(Rows from a dataset)
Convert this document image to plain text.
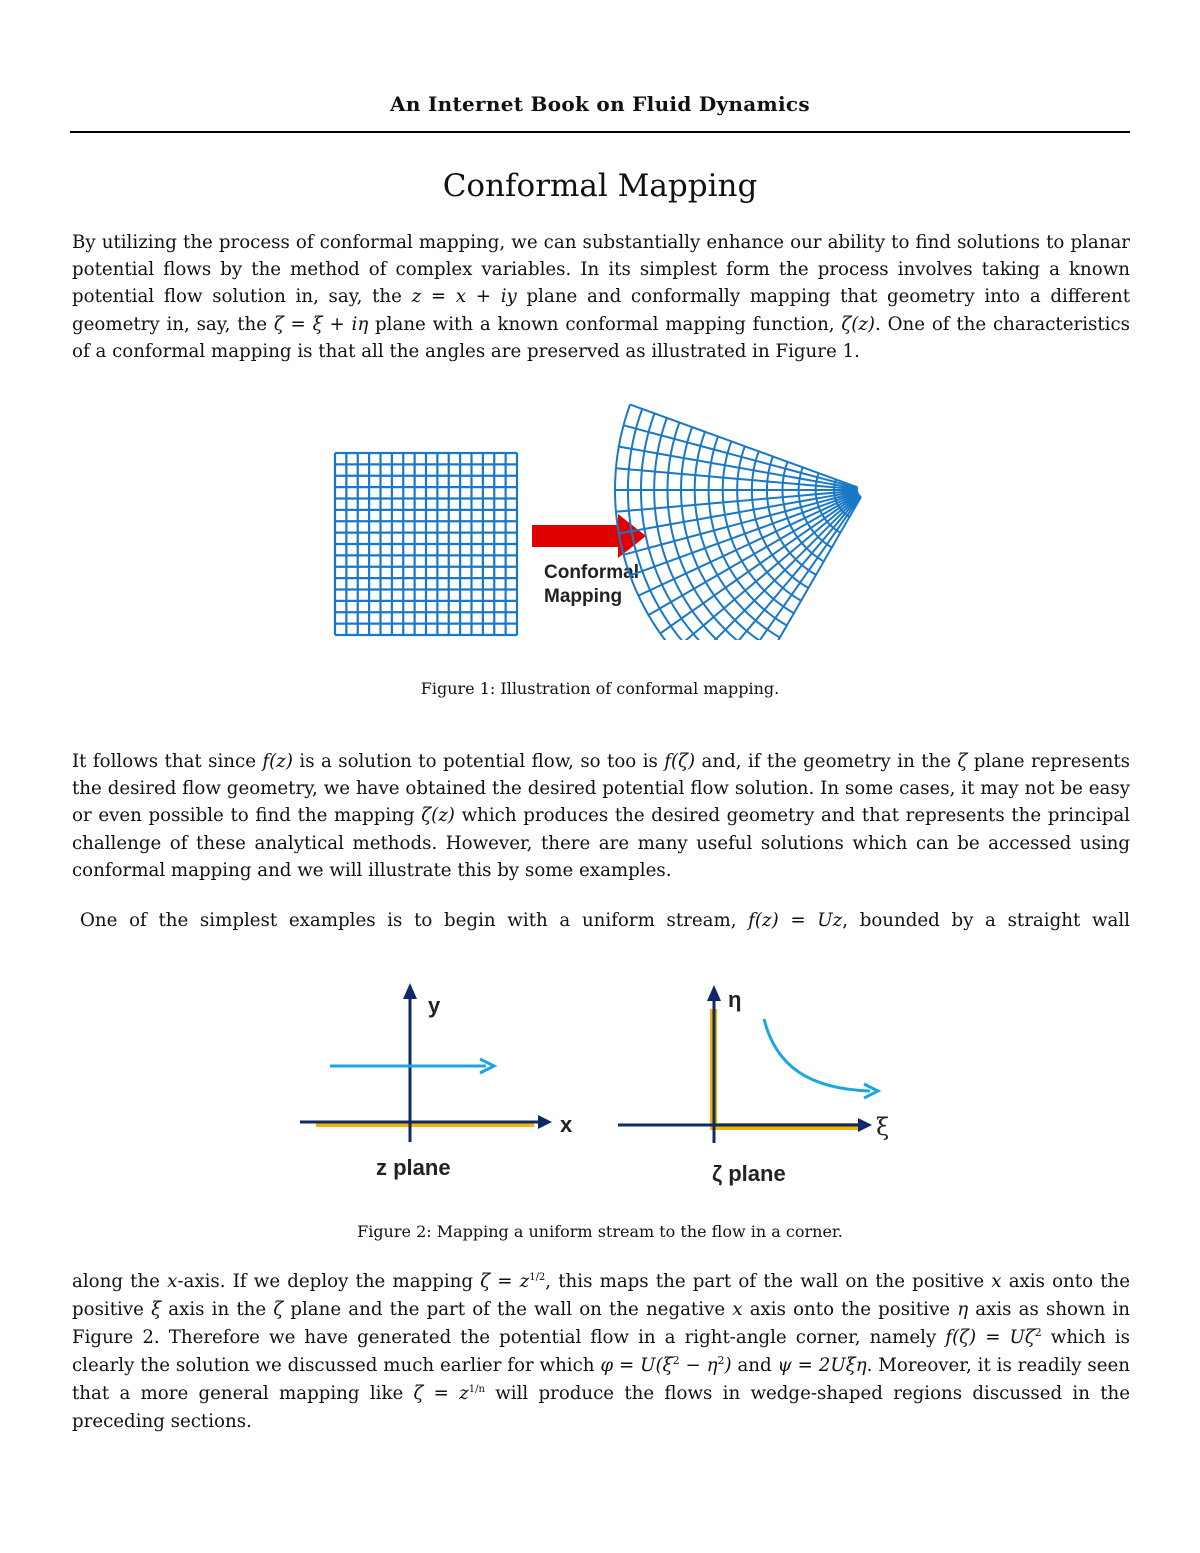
An Internet Book on Fluid Dynamics
Conformal Mapping

By utilizing the process of conformal mapping, we can substantially enhance our ability to find solutions to planar potential flows by the method of complex variables. In its simplest form the process involves taking a known potential flow solution in, say, the z = x + iy plane and conformally mapping that geometry into a different geometry in, say, the ζ = ξ + iη plane with a known conformal mapping function, ζ(z). One of the characteristics of a conformal mapping is that all the angles are preserved as illustrated in Figure 1.

Conformal
Mapping
Figure 1: Illustration of conformal mapping.

It follows that since f(z) is a solution to potential flow, so too is f(ζ) and, if the geometry in the ζ plane represents the desired flow geometry, we have obtained the desired potential flow solution. In some cases, it may not be easy or even possible to find the mapping ζ(z) which produces the desired geometry and that represents the principal challenge of these analytical methods. However, there are many useful solutions which can be accessed using conformal mapping and we will illustrate this by some examples.

One of the simplest examples is to begin with a uniform stream, f(z) = Uz, bounded by a straight wall

y
x
z plane
η
ξ
ζ plane
Figure 2: Mapping a uniform stream to the flow in a corner.

along the x-axis. If we deploy the mapping $\zeta = z^{1/2}$, this maps the part of the wall on the positive x axis onto the positive ξ axis in the ζ plane and the part of the wall on the negative x axis onto the positive η axis as shown in Figure 2. Therefore we have generated the potential flow in a right-angle corner, namely $f(\zeta) = U\zeta^2$ which is clearly the solution we discussed much earlier for which $\varphi = U(\xi^2 - \eta^2)$ and ψ = 2Uξη. Moreover, it is readily seen that a more general mapping like $\zeta = z^{1/n}$ will produce the flows in wedge-shaped regions discussed in the preceding sections.
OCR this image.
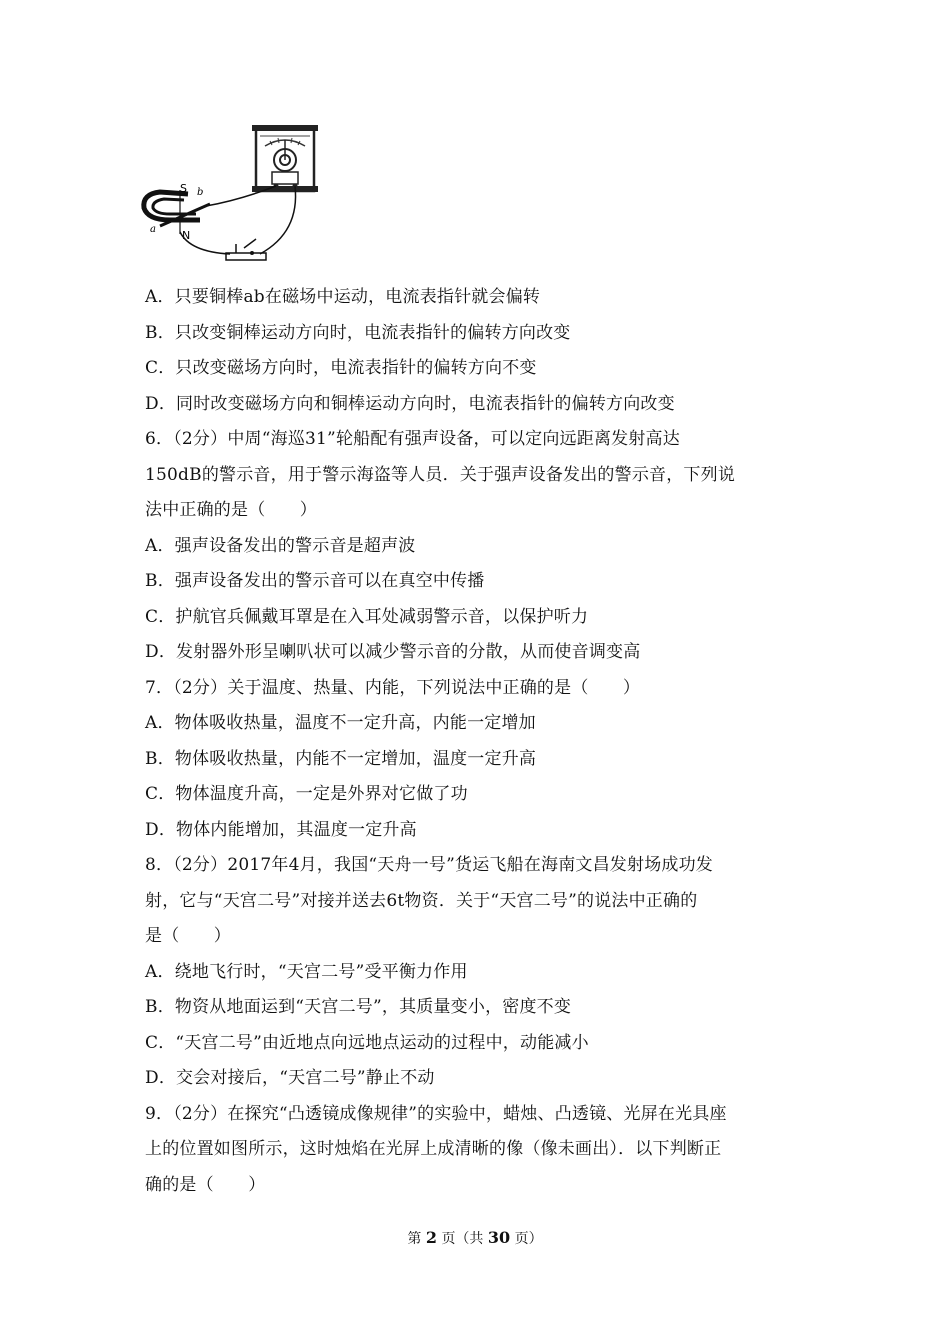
S b
N
a
A．只要铜棒ab在磁场中运动，电流表指针就会偏转
B．只改变铜棒运动方向时，电流表指针的偏转方向改变
C．只改变磁场方向时，电流表指针的偏转方向不变
D．同时改变磁场方向和铜棒运动方向时，电流表指针的偏转方向改变
6．（2分）中周“海巡31”轮船配有强声设备，可以定向远距离发射高达
150dB的警示音，用于警示海盗等人员．关于强声设备发出的警示音，下列说
法中正确的是（　　）
A．强声设备发出的警示音是超声波
B．强声设备发出的警示音可以在真空中传播
C．护航官兵佩戴耳罩是在入耳处减弱警示音，以保护听力
D．发射器外形呈喇叭状可以减少警示音的分散，从而使音调变高
7．（2分）关于温度、热量、内能，下列说法中正确的是（　　）
A．物体吸收热量，温度不一定升高，内能一定增加
B．物体吸收热量，内能不一定增加，温度一定升高
C．物体温度升高，一定是外界对它做了功
D．物体内能增加，其温度一定升高
8．（2分）2017年4月，我国“天舟一号”货运飞船在海南文昌发射场成功发
射，它与“天宫二号”对接并送去6t物资．关于“天宫二号”的说法中正确的
是（　　）
A．绕地飞行时，“天宫二号”受平衡力作用
B．物资从地面运到“天宫二号”，其质量变小，密度不变
C．“天宫二号”由近地点向远地点运动的过程中，动能减小
D．交会对接后，“天宫二号”静止不动
9．（2分）在探究“凸透镜成像规律”的实验中，蜡烛、凸透镜、光屏在光具座
上的位置如图所示，这时烛焰在光屏上成清晰的像（像未画出）．以下判断正
确的是（　　）
第 2 页（共 30 页）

AIM OF THE EXERCISE: Quote every line of the records above exactly; no picture is to be copied.

ANSWER BELOW:
Convert this document image to plain text.
An Internet Book on Fluid Dynamics
Conformal Mapping

By utilizing the process of conformal mapping, we can substantially enhance our ability to find solutions to planar potential flows by the method of complex variables. In its simplest form the process involves taking a known potential flow solution in, say, the z = x + iy plane and conformally mapping that geometry into a different geometry in, say, the ζ = ξ + iη plane with a known conformal mapping function, ζ(z). One of the characteristics of a conformal mapping is that all the angles are preserved as illustrated in Figure 1.

Conformal
Mapping
Figure 1: Illustration of conformal mapping.

It follows that since f(z) is a solution to potential flow, so too is f(ζ) and, if the geometry in the ζ plane represents the desired flow geometry, we have obtained the desired potential flow solution. In some cases, it may not be easy or even possible to find the mapping ζ(z) which produces the desired geometry and that represents the principal challenge of these analytical methods. However, there are many useful solutions which can be accessed using conformal mapping and we will illustrate this by some examples.

One of the simplest examples is to begin with a uniform stream, f(z) = Uz, bounded by a straight wall

y
x
z plane
η
ξ
ζ plane
Figure 2: Mapping a uniform stream to the flow in a corner.

along the x-axis. If we deploy the mapping $\zeta = z^{1/2}$, this maps the part of the wall on the positive x axis onto the positive ξ axis in the ζ plane and the part of the wall on the negative x axis onto the positive η axis as shown in Figure 2. Therefore we have generated the potential flow in a right-angle corner, namely $f(\zeta) = U\zeta^2$ which is clearly the solution we discussed much earlier for which $\varphi = U(\xi^2 - \eta^2)$ and ψ = 2Uξη. Moreover, it is readily seen that a more general mapping like $\zeta = z^{1/n}$ will produce the flows in wedge-shaped regions discussed in the preceding sections.
OCR this image.
S b
N
a
A．只要铜棒ab在磁场中运动，电流表指针就会偏转
B．只改变铜棒运动方向时，电流表指针的偏转方向改变
C．只改变磁场方向时，电流表指针的偏转方向不变
D．同时改变磁场方向和铜棒运动方向时，电流表指针的偏转方向改变
6．（2分）中周“海巡31”轮船配有强声设备，可以定向远距离发射高达
150dB的警示音，用于警示海盗等人员．关于强声设备发出的警示音，下列说
法中正确的是（　　）
A．强声设备发出的警示音是超声波
B．强声设备发出的警示音可以在真空中传播
C．护航官兵佩戴耳罩是在入耳处减弱警示音，以保护听力
D．发射器外形呈喇叭状可以减少警示音的分散，从而使音调变高
7．（2分）关于温度、热量、内能，下列说法中正确的是（　　）
A．物体吸收热量，温度不一定升高，内能一定增加
B．物体吸收热量，内能不一定增加，温度一定升高
C．物体温度升高，一定是外界对它做了功
D．物体内能增加，其温度一定升高
8．（2分）2017年4月，我国“天舟一号”货运飞船在海南文昌发射场成功发
射，它与“天宫二号”对接并送去6t物资．关于“天宫二号”的说法中正确的
是（　　）
A．绕地飞行时，“天宫二号”受平衡力作用
B．物资从地面运到“天宫二号”，其质量变小，密度不变
C．“天宫二号”由近地点向远地点运动的过程中，动能减小
D．交会对接后，“天宫二号”静止不动
9．（2分）在探究“凸透镜成像规律”的实验中，蜡烛、凸透镜、光屏在光具座
上的位置如图所示，这时烛焰在光屏上成清晰的像（像未画出）．以下判断正
确的是（　　）
第 2 页（共 30 页）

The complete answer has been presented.